WHAT YOU WILL DO ::
Copy the listing word for word, beginning with the line that has "- layer-tag-icon[interactable]: [2403, 280, 2414, 291]" and going on through the line that has "- material-tag-icon[interactable]: [2438, 240, 2449, 251]", both of those lines included.

MATERIAL TO PROCESS ::
===
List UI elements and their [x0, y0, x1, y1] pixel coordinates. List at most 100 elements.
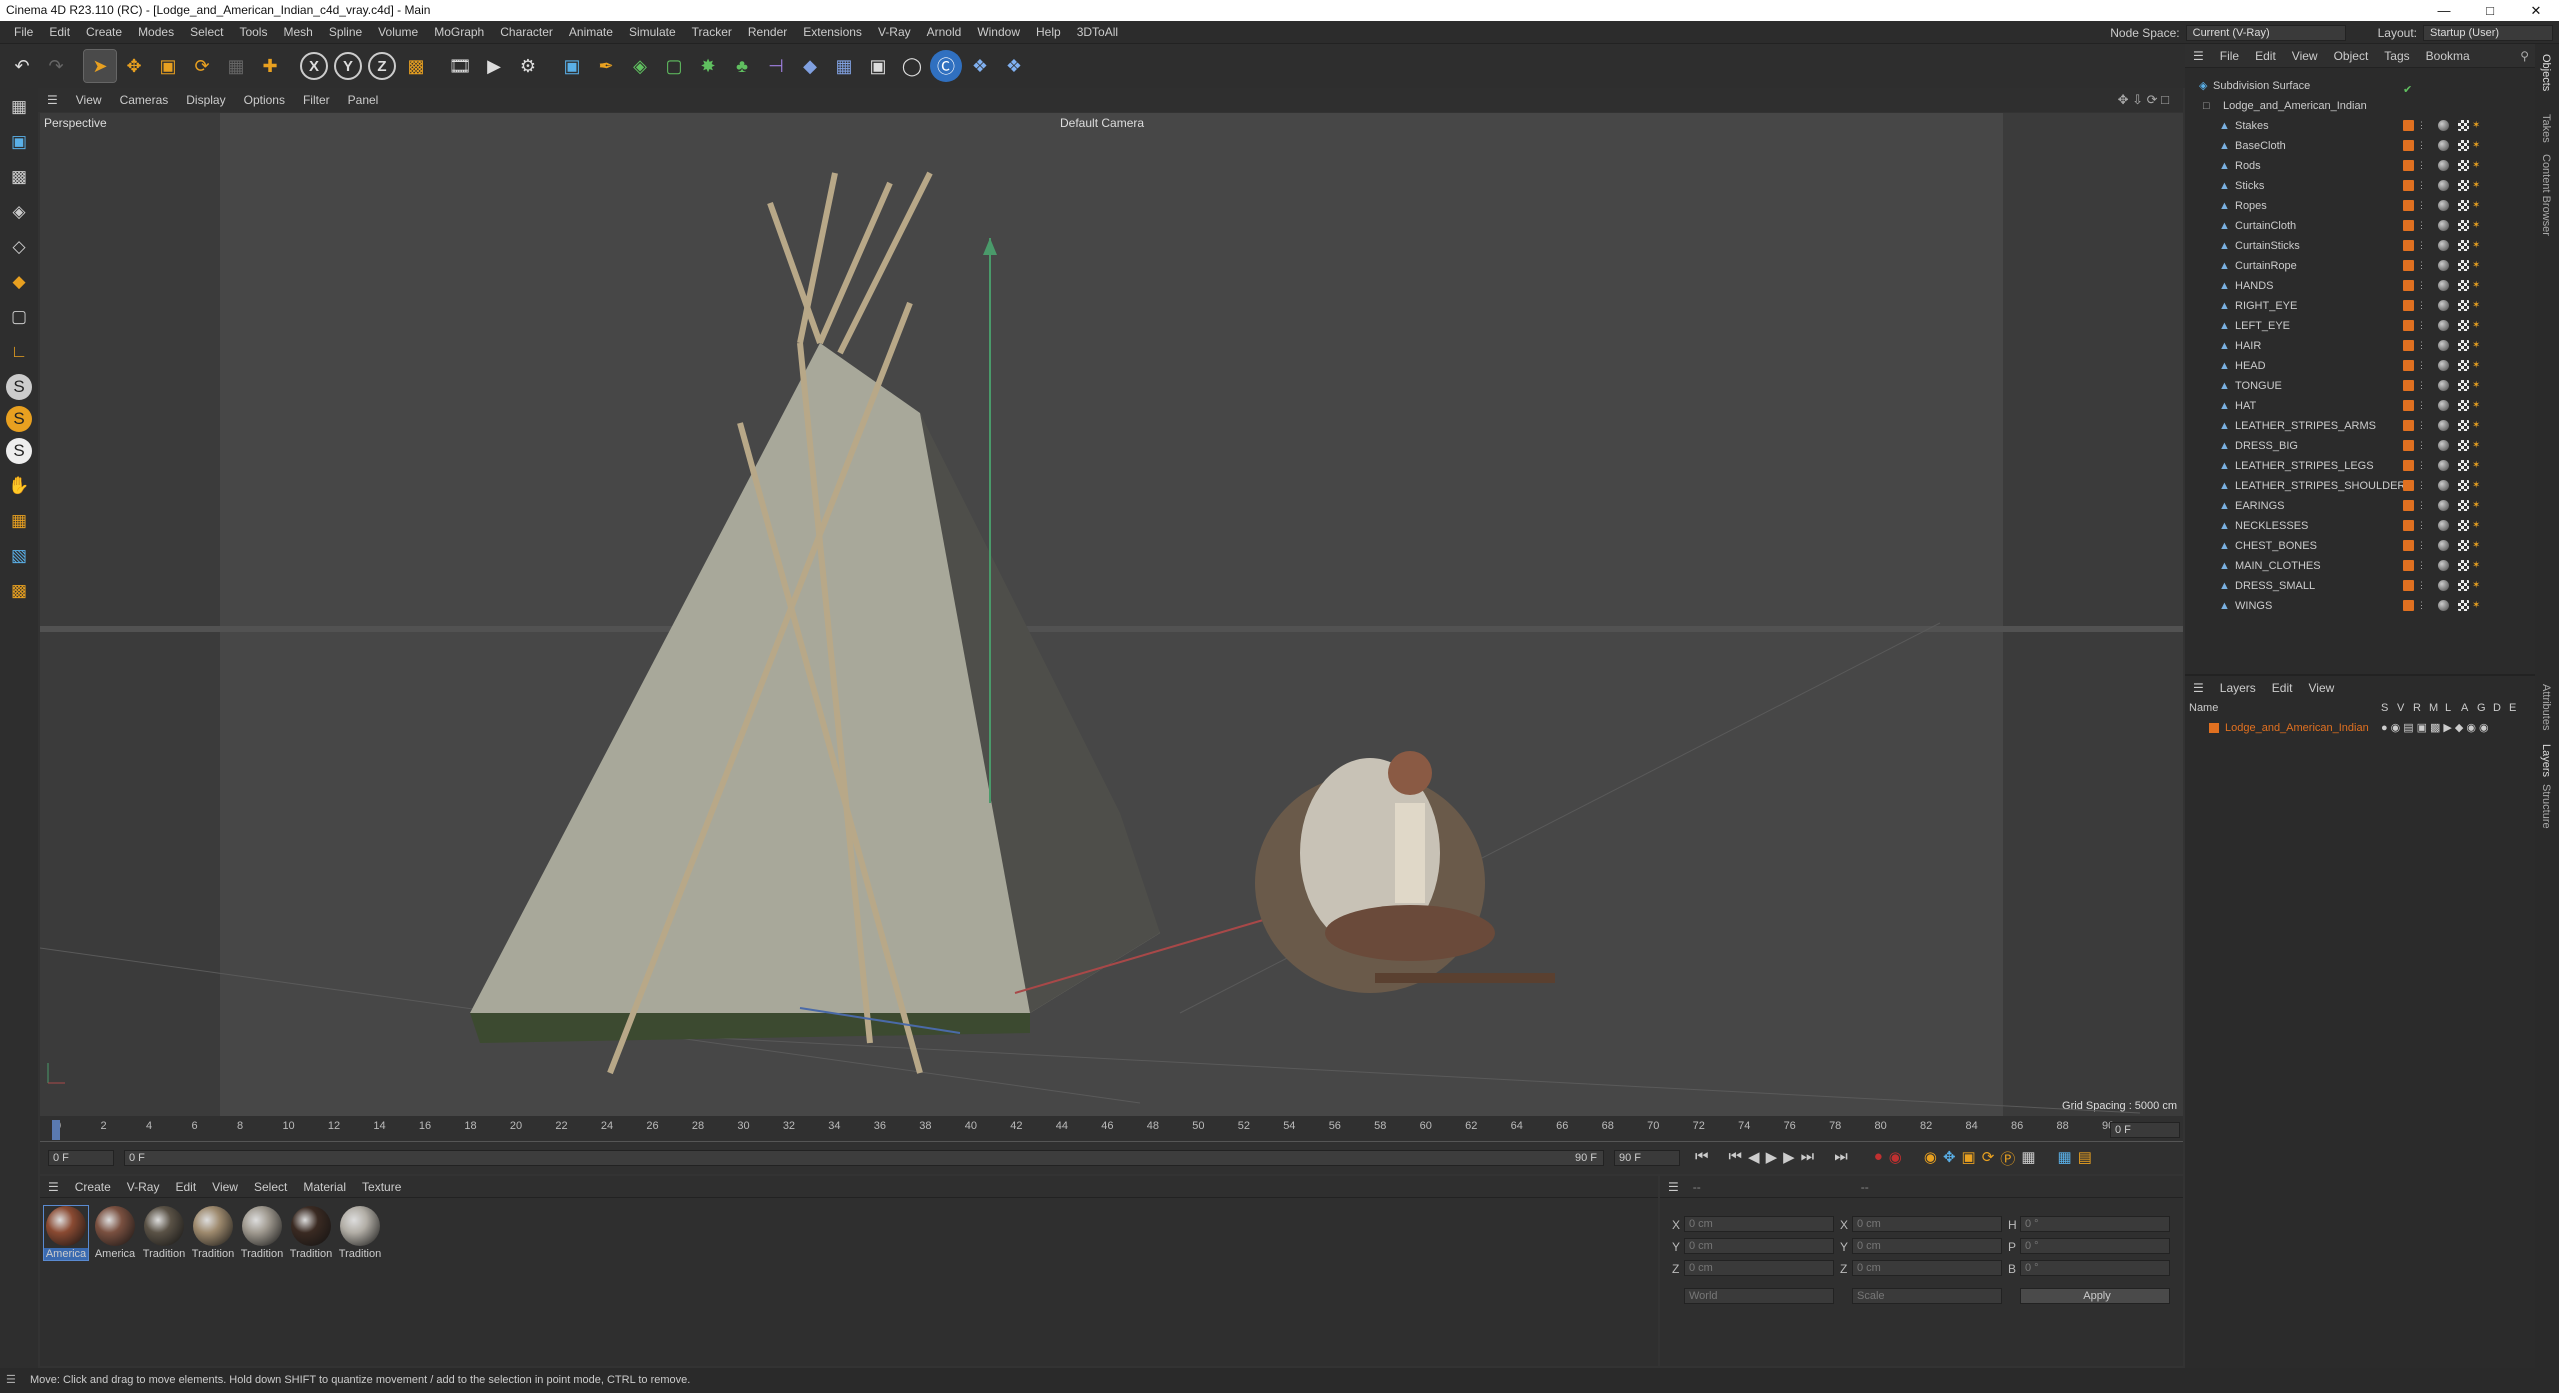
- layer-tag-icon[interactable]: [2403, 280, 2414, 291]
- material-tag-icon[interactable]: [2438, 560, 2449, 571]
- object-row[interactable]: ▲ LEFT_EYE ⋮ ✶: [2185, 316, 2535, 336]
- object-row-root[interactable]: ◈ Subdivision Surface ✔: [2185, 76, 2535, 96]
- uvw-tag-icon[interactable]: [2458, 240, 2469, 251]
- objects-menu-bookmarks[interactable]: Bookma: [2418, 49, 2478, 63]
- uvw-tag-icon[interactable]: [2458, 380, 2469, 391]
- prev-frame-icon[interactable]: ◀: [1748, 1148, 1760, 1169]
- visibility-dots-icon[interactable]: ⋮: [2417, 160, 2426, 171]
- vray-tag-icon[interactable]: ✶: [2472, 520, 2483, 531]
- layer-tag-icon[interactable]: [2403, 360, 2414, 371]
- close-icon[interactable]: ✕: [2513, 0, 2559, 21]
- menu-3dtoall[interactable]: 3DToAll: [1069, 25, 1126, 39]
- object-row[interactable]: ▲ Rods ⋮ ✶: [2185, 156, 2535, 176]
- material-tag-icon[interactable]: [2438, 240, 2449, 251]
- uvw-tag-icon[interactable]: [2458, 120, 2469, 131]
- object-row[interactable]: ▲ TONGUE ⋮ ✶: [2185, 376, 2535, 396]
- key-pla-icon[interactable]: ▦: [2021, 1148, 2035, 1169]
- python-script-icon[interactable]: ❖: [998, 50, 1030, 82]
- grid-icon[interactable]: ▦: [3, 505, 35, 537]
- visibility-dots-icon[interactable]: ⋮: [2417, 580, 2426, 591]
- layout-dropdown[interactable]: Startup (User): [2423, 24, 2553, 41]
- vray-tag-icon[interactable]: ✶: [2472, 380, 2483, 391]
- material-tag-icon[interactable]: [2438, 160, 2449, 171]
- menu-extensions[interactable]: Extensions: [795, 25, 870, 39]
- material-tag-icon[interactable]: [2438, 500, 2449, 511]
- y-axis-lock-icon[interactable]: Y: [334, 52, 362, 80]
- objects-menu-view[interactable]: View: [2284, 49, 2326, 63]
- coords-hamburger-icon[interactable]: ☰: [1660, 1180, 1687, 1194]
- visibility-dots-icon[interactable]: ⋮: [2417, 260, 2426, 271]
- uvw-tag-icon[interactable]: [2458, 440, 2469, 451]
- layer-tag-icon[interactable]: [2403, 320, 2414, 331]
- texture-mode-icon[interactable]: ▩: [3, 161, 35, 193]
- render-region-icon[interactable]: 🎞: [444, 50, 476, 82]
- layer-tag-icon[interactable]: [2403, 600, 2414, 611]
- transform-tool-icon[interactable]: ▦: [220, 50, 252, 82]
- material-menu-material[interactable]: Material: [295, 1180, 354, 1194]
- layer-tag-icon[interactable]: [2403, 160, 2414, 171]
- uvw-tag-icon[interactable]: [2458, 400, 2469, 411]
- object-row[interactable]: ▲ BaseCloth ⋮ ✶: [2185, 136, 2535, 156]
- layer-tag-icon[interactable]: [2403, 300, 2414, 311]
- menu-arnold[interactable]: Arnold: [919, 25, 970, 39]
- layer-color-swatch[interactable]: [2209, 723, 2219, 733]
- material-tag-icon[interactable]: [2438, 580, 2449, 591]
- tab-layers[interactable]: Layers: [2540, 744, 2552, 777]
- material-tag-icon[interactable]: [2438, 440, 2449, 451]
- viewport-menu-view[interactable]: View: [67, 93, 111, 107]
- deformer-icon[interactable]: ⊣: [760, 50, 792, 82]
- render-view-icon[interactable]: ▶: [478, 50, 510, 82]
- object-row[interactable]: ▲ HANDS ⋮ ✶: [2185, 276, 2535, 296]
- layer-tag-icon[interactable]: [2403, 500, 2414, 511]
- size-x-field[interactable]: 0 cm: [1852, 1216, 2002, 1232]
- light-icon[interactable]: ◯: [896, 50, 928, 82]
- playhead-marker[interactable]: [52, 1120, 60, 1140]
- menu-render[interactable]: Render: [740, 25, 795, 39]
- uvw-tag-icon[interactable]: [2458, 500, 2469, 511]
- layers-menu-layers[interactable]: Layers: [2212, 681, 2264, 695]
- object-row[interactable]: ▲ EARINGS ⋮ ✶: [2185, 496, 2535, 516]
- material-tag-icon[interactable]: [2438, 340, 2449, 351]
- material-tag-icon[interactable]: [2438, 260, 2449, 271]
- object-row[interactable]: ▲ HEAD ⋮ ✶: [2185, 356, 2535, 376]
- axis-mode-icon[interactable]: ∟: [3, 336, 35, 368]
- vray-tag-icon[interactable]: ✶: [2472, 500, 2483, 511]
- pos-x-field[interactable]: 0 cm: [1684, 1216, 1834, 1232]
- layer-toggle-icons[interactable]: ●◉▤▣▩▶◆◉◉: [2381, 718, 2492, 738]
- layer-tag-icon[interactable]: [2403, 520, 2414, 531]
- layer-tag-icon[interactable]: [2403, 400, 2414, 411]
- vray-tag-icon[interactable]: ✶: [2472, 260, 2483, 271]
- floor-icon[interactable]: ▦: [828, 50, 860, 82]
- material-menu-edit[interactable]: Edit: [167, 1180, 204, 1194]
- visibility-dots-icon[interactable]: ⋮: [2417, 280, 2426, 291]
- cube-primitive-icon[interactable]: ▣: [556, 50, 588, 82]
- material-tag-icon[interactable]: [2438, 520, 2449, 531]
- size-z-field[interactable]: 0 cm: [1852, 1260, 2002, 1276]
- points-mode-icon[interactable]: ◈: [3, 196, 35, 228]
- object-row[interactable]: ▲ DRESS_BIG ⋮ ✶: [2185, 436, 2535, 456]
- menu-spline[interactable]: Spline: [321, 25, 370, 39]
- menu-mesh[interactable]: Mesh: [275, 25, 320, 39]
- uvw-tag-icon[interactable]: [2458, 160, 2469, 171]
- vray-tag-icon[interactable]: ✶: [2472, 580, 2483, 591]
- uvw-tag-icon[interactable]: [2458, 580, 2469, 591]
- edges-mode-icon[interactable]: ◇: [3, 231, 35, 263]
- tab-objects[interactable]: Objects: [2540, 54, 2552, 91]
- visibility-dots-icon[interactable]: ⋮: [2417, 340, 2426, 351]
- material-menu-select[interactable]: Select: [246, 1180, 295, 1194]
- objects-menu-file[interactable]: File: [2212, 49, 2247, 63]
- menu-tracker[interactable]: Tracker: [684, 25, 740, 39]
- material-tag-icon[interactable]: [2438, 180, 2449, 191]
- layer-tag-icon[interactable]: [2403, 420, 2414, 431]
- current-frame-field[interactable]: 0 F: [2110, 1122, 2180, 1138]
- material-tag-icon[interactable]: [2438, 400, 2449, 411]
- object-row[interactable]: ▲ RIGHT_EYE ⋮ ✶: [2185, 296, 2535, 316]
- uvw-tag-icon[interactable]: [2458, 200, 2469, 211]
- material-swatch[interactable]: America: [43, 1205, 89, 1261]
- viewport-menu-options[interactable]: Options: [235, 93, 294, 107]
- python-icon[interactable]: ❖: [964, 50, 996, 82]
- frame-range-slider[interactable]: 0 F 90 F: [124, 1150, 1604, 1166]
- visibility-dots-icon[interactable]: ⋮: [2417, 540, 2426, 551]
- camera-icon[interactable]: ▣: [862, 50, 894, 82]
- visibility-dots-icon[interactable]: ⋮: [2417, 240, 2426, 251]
===
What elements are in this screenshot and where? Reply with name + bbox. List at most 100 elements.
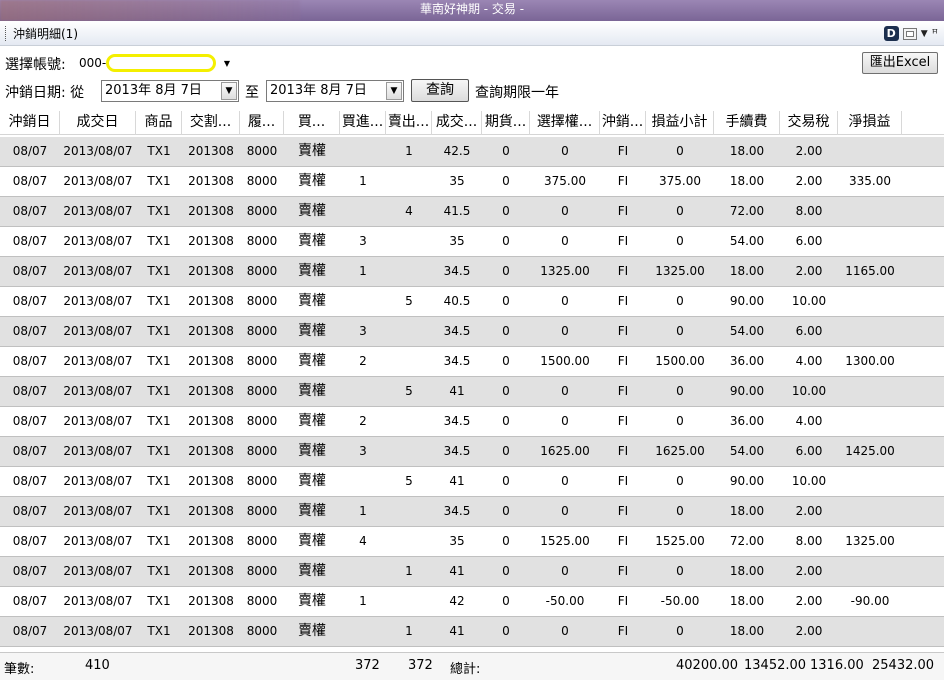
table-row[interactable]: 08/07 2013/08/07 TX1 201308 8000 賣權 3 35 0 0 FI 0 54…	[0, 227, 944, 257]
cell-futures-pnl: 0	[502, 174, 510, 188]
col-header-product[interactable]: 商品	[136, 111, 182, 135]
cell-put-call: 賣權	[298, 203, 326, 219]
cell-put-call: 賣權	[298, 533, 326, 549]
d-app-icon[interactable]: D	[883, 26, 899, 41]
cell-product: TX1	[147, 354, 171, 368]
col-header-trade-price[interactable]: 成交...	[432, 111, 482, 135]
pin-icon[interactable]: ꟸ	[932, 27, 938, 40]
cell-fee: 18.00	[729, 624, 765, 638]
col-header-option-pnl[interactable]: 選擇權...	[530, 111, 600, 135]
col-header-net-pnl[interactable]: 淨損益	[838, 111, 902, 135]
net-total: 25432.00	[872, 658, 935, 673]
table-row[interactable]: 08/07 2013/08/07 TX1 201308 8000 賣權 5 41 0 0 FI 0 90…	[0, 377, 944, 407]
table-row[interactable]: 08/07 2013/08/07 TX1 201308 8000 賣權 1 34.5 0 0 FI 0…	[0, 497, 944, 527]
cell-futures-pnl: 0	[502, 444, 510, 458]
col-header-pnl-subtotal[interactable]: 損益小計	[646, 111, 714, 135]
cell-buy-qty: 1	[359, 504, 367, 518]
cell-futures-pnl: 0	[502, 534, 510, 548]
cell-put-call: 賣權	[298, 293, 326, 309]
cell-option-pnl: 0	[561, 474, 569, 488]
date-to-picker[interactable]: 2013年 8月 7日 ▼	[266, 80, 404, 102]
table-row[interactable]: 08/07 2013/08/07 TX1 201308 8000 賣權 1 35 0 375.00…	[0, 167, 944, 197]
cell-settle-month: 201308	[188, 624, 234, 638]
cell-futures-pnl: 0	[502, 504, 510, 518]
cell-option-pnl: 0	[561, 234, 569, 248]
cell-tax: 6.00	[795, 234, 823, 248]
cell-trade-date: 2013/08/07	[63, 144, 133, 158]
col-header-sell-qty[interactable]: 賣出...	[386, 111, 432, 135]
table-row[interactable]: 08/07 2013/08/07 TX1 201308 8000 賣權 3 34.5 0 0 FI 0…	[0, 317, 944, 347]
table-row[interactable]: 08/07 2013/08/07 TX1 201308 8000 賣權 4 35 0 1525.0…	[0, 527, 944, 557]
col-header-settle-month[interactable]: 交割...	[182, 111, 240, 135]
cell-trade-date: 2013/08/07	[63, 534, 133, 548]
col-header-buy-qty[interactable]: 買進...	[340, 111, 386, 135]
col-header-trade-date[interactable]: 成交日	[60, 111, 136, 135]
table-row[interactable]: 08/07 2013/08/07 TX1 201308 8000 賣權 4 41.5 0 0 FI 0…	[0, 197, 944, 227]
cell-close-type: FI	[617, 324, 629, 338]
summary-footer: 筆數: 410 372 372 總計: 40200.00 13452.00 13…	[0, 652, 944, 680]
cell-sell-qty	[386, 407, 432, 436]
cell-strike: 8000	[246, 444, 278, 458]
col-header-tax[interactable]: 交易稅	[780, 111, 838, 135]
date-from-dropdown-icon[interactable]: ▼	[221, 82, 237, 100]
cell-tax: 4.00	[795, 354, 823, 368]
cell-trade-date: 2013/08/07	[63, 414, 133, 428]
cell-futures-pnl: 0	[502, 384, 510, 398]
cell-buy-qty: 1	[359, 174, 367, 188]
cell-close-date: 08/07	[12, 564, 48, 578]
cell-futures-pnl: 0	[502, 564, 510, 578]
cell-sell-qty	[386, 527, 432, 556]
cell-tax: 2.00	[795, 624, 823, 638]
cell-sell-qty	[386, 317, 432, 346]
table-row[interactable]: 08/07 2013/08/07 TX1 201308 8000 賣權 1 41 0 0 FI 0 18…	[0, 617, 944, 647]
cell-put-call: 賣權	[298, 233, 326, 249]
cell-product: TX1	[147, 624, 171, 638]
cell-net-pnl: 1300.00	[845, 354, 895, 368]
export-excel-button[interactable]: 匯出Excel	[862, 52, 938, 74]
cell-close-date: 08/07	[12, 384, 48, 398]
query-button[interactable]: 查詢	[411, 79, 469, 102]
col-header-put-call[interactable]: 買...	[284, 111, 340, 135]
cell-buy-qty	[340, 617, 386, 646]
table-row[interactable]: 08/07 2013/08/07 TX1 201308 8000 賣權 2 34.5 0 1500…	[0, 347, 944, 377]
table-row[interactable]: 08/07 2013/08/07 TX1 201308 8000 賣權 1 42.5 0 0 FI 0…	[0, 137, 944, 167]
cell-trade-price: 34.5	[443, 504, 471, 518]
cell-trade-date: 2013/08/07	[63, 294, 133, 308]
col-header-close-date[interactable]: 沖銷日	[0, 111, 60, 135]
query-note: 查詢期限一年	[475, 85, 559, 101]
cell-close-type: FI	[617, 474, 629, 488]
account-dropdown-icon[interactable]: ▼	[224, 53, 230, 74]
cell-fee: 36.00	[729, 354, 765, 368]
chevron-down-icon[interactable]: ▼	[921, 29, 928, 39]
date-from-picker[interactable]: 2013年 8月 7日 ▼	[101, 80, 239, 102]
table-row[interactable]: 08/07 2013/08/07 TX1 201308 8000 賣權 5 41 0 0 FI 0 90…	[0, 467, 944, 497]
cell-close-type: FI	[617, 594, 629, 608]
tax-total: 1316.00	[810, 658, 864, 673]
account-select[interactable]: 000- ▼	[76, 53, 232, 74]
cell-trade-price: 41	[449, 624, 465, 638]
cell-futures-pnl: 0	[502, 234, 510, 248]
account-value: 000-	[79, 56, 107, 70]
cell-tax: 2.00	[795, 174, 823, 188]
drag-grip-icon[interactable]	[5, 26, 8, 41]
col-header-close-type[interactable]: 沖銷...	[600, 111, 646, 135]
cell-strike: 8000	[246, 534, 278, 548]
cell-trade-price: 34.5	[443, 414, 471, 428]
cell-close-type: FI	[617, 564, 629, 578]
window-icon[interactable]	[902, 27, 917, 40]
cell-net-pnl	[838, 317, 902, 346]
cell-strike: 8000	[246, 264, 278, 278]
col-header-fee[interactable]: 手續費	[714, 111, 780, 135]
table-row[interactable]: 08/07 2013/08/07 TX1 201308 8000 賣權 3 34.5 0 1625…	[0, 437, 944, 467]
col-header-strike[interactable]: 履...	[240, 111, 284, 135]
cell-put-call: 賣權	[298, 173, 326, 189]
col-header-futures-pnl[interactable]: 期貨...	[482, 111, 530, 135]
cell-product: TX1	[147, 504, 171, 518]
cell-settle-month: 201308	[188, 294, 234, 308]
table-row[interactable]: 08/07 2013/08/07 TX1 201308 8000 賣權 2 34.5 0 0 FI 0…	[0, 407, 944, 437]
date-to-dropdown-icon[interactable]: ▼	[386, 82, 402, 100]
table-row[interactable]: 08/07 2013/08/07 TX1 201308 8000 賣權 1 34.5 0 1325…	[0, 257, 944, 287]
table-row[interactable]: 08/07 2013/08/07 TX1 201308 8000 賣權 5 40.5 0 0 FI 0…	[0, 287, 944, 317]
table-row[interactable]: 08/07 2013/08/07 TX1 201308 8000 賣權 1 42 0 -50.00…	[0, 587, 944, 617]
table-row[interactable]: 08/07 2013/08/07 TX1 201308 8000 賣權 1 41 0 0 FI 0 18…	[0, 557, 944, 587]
===
COMPLETE ANSWER ::
- layer-tag-icon[interactable]: [2403, 280, 2414, 291]
- material-tag-icon[interactable]: [2438, 560, 2449, 571]
- object-row[interactable]: ▲ LEFT_EYE ⋮ ✶: [2185, 316, 2535, 336]
- object-row-root[interactable]: ◈ Subdivision Surface ✔: [2185, 76, 2535, 96]
- uvw-tag-icon[interactable]: [2458, 240, 2469, 251]
- objects-menu-bookmarks[interactable]: Bookma: [2418, 49, 2478, 63]
- uvw-tag-icon[interactable]: [2458, 380, 2469, 391]
- prev-frame-icon[interactable]: ◀: [1748, 1148, 1760, 1169]
- visibility-dots-icon[interactable]: ⋮: [2417, 160, 2426, 171]
- vray-tag-icon[interactable]: ✶: [2472, 520, 2483, 531]
- layer-tag-icon[interactable]: [2403, 360, 2414, 371]
- close-icon[interactable]: ✕: [2513, 0, 2559, 21]
- menu-3dtoall[interactable]: 3DToAll: [1069, 25, 1126, 39]
- object-row[interactable]: ▲ Rods ⋮ ✶: [2185, 156, 2535, 176]
- material-tag-icon[interactable]: [2438, 240, 2449, 251]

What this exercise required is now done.